# Required work
Can you reproduce the material below word for word, starting at its first line and ending at the line that contains "sunrise-text: Sunrise: 4:54 AM (453, 206, 551, 220)"?

# Material supplied
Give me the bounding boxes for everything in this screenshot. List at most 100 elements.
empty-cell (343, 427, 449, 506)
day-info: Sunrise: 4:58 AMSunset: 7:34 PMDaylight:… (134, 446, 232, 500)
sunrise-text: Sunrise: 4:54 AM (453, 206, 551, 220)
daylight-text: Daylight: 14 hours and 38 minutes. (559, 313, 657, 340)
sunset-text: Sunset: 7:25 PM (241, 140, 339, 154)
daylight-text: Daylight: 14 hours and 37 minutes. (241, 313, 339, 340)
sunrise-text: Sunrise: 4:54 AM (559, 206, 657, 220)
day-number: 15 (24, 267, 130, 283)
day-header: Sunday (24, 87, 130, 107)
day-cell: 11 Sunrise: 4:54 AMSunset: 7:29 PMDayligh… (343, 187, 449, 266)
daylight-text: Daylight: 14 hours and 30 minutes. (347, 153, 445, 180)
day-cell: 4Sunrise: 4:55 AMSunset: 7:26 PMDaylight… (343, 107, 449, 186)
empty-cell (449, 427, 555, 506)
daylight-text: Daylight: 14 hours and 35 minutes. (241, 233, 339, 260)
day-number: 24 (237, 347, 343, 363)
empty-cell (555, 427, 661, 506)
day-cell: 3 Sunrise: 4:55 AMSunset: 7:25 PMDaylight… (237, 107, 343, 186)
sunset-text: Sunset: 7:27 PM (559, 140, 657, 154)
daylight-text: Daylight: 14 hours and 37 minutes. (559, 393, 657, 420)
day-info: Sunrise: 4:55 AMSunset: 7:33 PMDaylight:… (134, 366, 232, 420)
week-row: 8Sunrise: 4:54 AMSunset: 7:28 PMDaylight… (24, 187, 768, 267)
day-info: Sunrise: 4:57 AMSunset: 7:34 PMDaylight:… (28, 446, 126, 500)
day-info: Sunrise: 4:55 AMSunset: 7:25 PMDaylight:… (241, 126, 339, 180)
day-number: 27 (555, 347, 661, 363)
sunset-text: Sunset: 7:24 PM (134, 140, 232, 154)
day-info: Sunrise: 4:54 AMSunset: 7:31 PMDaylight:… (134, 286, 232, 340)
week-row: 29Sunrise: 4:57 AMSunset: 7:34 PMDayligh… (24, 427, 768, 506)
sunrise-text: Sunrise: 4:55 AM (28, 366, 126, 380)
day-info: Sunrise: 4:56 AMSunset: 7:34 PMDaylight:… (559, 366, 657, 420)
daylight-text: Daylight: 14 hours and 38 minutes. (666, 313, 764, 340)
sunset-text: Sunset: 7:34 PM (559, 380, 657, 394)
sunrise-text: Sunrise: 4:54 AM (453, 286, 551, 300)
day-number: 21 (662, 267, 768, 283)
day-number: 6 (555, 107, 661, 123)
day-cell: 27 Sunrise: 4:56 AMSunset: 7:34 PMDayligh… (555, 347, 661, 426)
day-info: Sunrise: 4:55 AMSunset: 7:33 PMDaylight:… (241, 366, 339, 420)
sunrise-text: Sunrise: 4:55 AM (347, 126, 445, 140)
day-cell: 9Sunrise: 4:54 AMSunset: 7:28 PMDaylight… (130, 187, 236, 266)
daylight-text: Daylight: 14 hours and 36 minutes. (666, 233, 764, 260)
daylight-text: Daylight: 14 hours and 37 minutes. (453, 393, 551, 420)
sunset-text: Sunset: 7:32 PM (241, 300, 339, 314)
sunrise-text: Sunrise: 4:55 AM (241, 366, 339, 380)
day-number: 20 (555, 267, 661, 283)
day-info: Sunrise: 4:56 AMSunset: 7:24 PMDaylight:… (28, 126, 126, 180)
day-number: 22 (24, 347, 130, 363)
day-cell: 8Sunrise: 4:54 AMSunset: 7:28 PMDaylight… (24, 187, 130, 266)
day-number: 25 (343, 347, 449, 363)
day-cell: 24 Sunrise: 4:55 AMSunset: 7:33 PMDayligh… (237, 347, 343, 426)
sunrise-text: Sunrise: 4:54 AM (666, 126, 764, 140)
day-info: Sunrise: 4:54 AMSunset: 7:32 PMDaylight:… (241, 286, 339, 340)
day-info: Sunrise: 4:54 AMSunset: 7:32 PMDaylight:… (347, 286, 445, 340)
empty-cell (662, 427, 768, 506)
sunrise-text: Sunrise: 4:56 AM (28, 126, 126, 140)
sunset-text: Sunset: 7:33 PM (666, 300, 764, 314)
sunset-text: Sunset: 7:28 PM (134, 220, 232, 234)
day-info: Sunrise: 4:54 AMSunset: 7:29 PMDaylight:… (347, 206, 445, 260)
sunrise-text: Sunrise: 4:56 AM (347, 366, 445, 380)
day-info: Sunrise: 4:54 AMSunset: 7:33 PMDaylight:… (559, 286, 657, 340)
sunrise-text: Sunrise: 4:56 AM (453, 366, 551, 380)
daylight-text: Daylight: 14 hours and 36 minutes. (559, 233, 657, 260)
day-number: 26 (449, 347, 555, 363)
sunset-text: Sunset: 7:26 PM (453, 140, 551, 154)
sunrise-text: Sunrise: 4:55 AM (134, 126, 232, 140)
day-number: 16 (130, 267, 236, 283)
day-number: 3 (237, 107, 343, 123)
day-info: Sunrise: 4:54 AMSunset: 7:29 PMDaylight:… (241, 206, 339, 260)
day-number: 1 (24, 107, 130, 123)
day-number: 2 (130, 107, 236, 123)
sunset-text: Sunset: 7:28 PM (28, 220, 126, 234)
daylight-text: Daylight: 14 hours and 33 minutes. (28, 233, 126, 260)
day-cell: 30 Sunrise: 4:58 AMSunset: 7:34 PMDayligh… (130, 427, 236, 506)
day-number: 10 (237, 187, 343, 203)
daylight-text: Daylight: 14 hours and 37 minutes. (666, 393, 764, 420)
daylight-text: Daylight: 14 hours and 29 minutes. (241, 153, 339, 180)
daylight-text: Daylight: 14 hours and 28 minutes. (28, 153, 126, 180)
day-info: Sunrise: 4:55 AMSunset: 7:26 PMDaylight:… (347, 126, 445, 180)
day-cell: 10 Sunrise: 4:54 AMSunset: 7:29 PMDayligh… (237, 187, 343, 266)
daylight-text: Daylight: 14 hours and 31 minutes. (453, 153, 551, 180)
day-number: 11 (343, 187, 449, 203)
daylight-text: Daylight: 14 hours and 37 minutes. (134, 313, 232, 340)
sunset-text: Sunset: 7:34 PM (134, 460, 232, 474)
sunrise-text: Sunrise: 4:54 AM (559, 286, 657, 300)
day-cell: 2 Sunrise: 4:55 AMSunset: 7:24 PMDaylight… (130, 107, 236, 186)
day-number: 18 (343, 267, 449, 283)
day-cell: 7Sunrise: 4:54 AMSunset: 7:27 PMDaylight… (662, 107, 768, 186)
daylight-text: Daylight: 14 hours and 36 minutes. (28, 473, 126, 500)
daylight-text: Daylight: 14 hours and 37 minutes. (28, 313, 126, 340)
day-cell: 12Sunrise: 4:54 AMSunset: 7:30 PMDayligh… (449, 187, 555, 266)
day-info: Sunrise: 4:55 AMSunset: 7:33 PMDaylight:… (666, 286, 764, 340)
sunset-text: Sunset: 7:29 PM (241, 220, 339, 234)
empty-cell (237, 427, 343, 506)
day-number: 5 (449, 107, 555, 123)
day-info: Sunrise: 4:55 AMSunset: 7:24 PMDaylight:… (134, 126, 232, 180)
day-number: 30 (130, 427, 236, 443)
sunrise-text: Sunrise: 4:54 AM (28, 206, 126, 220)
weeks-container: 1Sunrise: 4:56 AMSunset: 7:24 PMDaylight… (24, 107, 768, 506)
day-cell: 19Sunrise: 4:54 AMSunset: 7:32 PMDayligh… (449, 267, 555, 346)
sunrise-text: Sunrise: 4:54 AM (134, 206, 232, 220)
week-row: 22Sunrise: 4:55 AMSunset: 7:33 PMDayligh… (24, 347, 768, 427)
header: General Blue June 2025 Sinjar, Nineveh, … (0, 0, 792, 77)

# Response
Give me the bounding boxes for everything in this screenshot. List at most 100 elements.
empty-cell (343, 427, 449, 506)
day-info: Sunrise: 4:58 AMSunset: 7:34 PMDaylight:… (134, 446, 232, 500)
sunrise-text: Sunrise: 4:54 AM (453, 206, 551, 220)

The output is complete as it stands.